MATERIAL FOR THIS TASK
* BEGIN *

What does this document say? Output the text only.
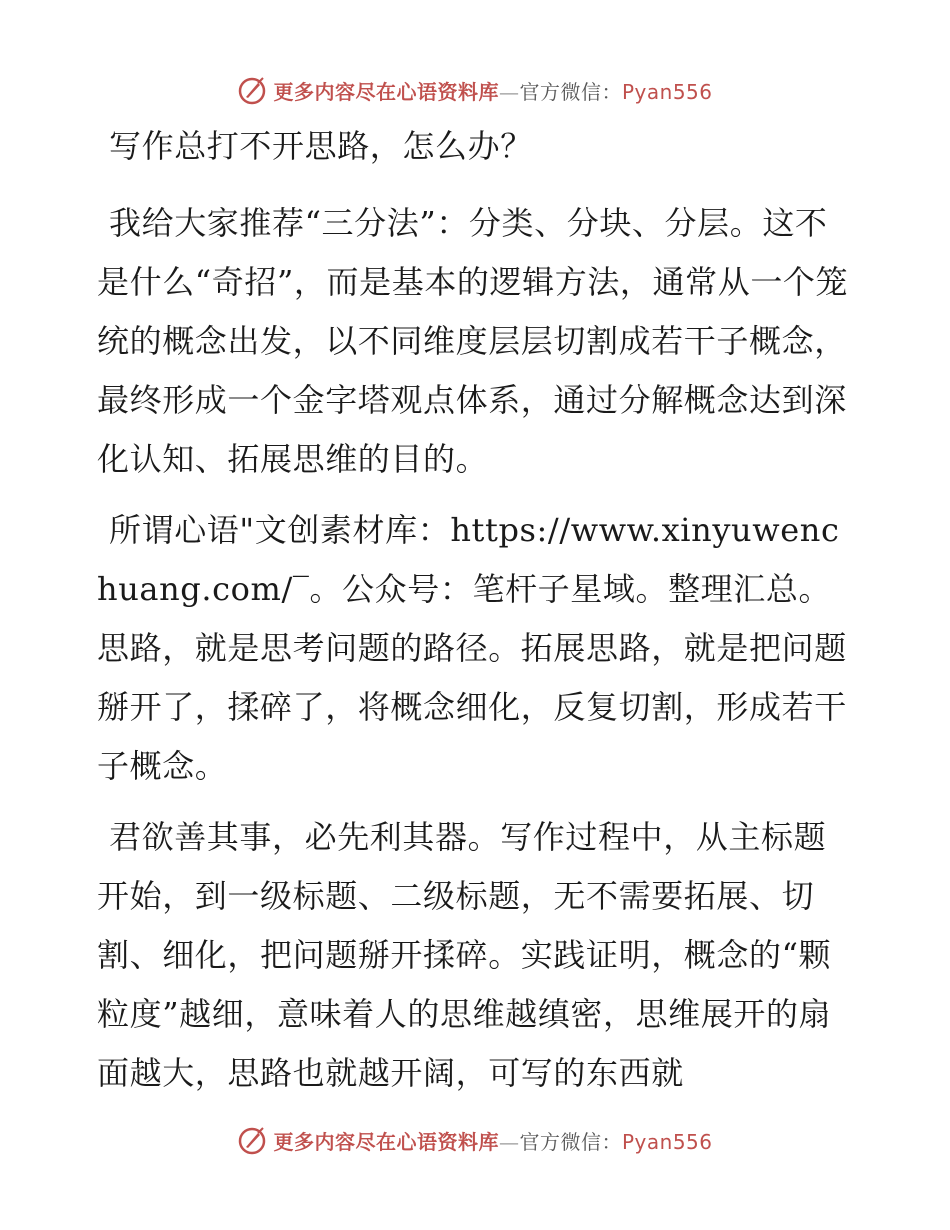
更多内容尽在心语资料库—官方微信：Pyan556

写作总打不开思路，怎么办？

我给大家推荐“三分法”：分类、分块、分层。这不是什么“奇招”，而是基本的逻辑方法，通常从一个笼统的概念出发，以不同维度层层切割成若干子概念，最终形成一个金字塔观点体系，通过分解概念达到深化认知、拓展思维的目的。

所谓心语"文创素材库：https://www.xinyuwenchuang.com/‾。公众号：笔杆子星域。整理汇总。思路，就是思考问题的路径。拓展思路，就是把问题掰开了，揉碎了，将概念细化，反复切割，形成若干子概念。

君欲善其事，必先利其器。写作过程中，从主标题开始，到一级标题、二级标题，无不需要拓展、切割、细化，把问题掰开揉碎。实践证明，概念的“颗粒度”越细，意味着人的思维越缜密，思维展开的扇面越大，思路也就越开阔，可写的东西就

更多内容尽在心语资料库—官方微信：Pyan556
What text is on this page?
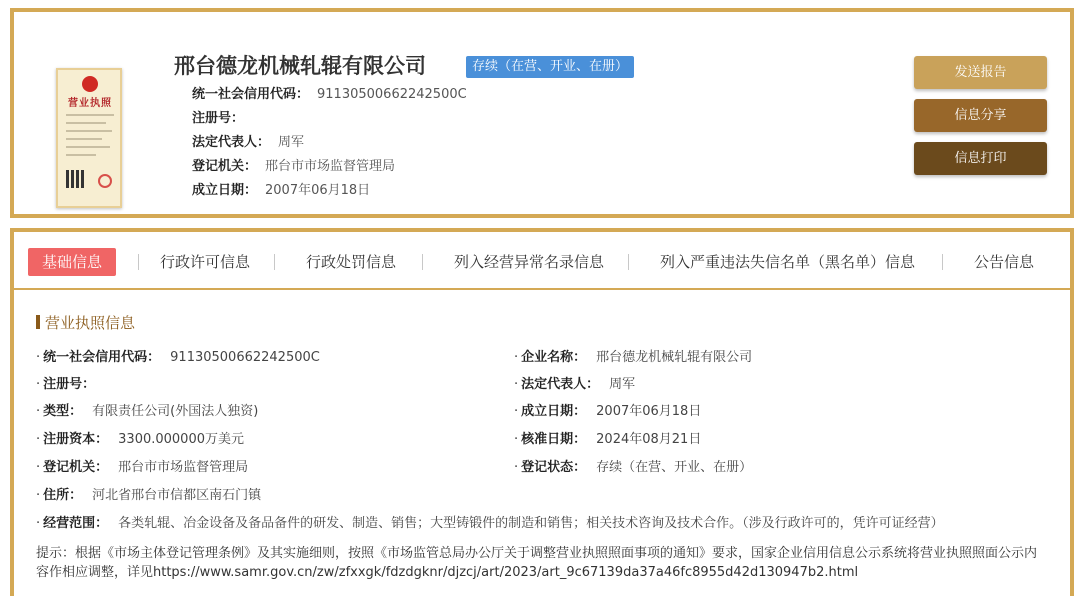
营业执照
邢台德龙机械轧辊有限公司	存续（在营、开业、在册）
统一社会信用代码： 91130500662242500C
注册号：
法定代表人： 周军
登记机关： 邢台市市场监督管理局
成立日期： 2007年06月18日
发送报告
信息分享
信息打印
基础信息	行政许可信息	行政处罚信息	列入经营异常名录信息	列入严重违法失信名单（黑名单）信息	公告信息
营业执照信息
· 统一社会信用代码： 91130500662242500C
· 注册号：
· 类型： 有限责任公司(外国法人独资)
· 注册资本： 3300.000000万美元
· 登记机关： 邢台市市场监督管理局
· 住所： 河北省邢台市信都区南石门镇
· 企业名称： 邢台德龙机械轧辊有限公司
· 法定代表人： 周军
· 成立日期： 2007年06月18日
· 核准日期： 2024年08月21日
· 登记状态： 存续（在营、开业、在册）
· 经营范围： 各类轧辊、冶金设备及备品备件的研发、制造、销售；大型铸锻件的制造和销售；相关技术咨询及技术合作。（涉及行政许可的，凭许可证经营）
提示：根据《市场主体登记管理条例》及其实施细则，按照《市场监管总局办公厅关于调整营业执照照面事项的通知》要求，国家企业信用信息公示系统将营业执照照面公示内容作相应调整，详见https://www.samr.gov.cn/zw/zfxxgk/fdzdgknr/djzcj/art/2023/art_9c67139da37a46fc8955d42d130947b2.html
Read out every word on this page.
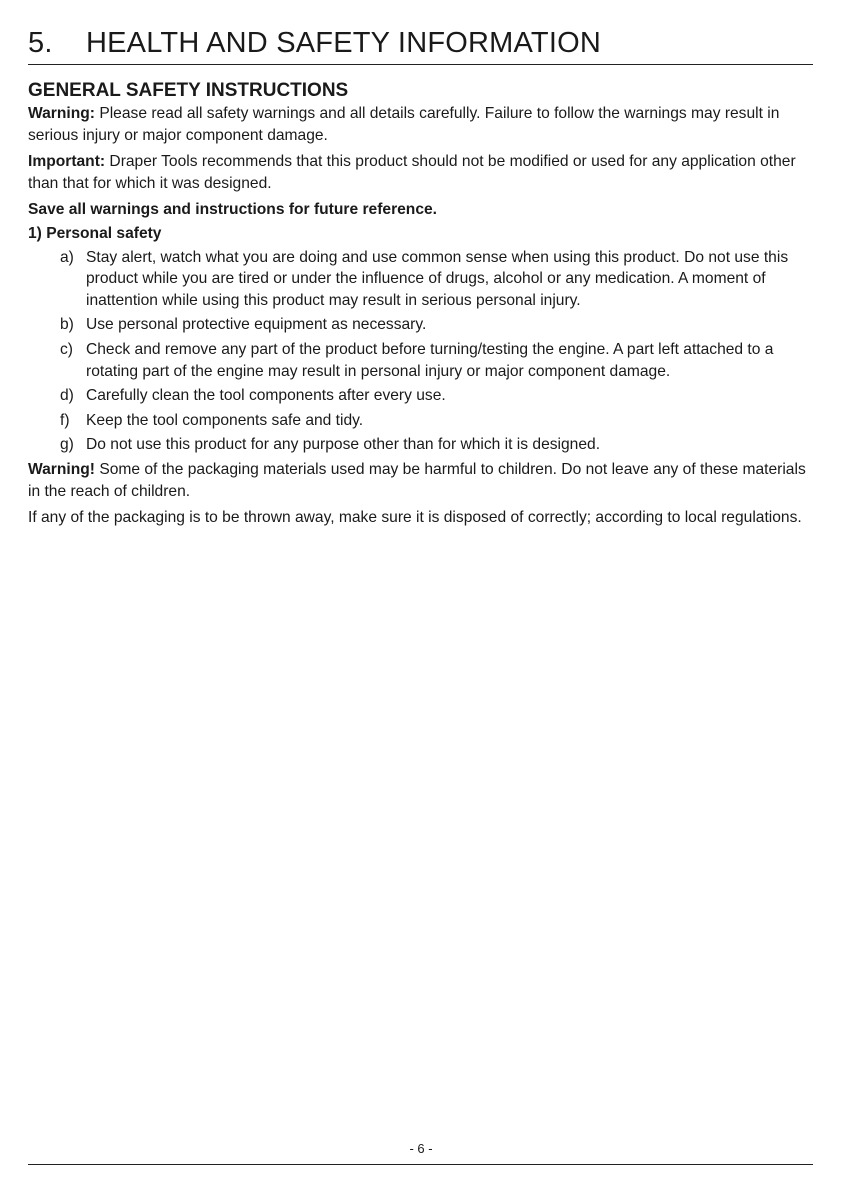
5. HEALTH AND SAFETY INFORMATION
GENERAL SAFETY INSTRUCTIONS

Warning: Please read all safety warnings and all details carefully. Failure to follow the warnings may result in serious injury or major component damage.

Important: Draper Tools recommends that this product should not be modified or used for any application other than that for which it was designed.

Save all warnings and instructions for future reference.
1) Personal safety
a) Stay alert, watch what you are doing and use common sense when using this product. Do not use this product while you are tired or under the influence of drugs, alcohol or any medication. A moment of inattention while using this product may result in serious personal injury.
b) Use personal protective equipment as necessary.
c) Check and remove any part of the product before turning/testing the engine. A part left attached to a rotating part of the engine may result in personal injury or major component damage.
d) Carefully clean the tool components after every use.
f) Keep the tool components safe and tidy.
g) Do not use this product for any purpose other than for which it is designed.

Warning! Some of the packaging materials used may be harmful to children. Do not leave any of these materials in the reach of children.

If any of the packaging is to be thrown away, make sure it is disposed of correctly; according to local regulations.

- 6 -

* END *

Output every entry word for word, but omit the pictures.

EXERCISE SOLUTION
What does this document say? Output the text only.
更多内容尽在心语资料库—官方微信：Pyan556

写作总打不开思路，怎么办？

我给大家推荐“三分法”：分类、分块、分层。这不是什么“奇招”，而是基本的逻辑方法，通常从一个笼统的概念出发，以不同维度层层切割成若干子概念，最终形成一个金字塔观点体系，通过分解概念达到深化认知、拓展思维的目的。

所谓心语"文创素材库：https://www.xinyuwenchuang.com/‾。公众号：笔杆子星域。整理汇总。思路，就是思考问题的路径。拓展思路，就是把问题掰开了，揉碎了，将概念细化，反复切割，形成若干子概念。

君欲善其事，必先利其器。写作过程中，从主标题开始，到一级标题、二级标题，无不需要拓展、切割、细化，把问题掰开揉碎。实践证明，概念的“颗粒度”越细，意味着人的思维越缜密，思维展开的扇面越大，思路也就越开阔，可写的东西就

更多内容尽在心语资料库—官方微信：Pyan556
What text is on this page?
营业执照
邢台德龙机械轧辊有限公司	存续（在营、开业、在册）
统一社会信用代码： 91130500662242500C
注册号：
法定代表人： 周军
登记机关： 邢台市市场监督管理局
成立日期： 2007年06月18日
发送报告
信息分享
信息打印
基础信息	行政许可信息	行政处罚信息	列入经营异常名录信息	列入严重违法失信名单（黑名单）信息	公告信息
营业执照信息
· 统一社会信用代码： 91130500662242500C
· 注册号：
· 类型： 有限责任公司(外国法人独资)
· 注册资本： 3300.000000万美元
· 登记机关： 邢台市市场监督管理局
· 住所： 河北省邢台市信都区南石门镇
· 企业名称： 邢台德龙机械轧辊有限公司
· 法定代表人： 周军
· 成立日期： 2007年06月18日
· 核准日期： 2024年08月21日
· 登记状态： 存续（在营、开业、在册）
· 经营范围： 各类轧辊、冶金设备及备品备件的研发、制造、销售；大型铸锻件的制造和销售；相关技术咨询及技术合作。（涉及行政许可的，凭许可证经营）
提示：根据《市场主体登记管理条例》及其实施细则，按照《市场监管总局办公厅关于调整营业执照照面事项的通知》要求，国家企业信用信息公示系统将营业执照照面公示内容作相应调整，详见https://www.samr.gov.cn/zw/zfxxgk/fdzdgknr/djzcj/art/2023/art_9c67139da37a46fc8955d42d130947b2.html
Read out every word on this page.
5. HEALTH AND SAFETY INFORMATION
GENERAL SAFETY INSTRUCTIONS

Warning: Please read all safety warnings and all details carefully. Failure to follow the warnings may result in serious injury or major component damage.

Important: Draper Tools recommends that this product should not be modified or used for any application other than that for which it was designed.

Save all warnings and instructions for future reference.
1) Personal safety
a) Stay alert, watch what you are doing and use common sense when using this product. Do not use this product while you are tired or under the influence of drugs, alcohol or any medication. A moment of inattention while using this product may result in serious personal injury.
b) Use personal protective equipment as necessary.
c) Check and remove any part of the product before turning/testing the engine. A part left attached to a rotating part of the engine may result in personal injury or major component damage.
d) Carefully clean the tool components after every use.
f) Keep the tool components safe and tidy.
g) Do not use this product for any purpose other than for which it is designed.

Warning! Some of the packaging materials used may be harmful to children. Do not leave any of these materials in the reach of children.

If any of the packaging is to be thrown away, make sure it is disposed of correctly; according to local regulations.

- 6 -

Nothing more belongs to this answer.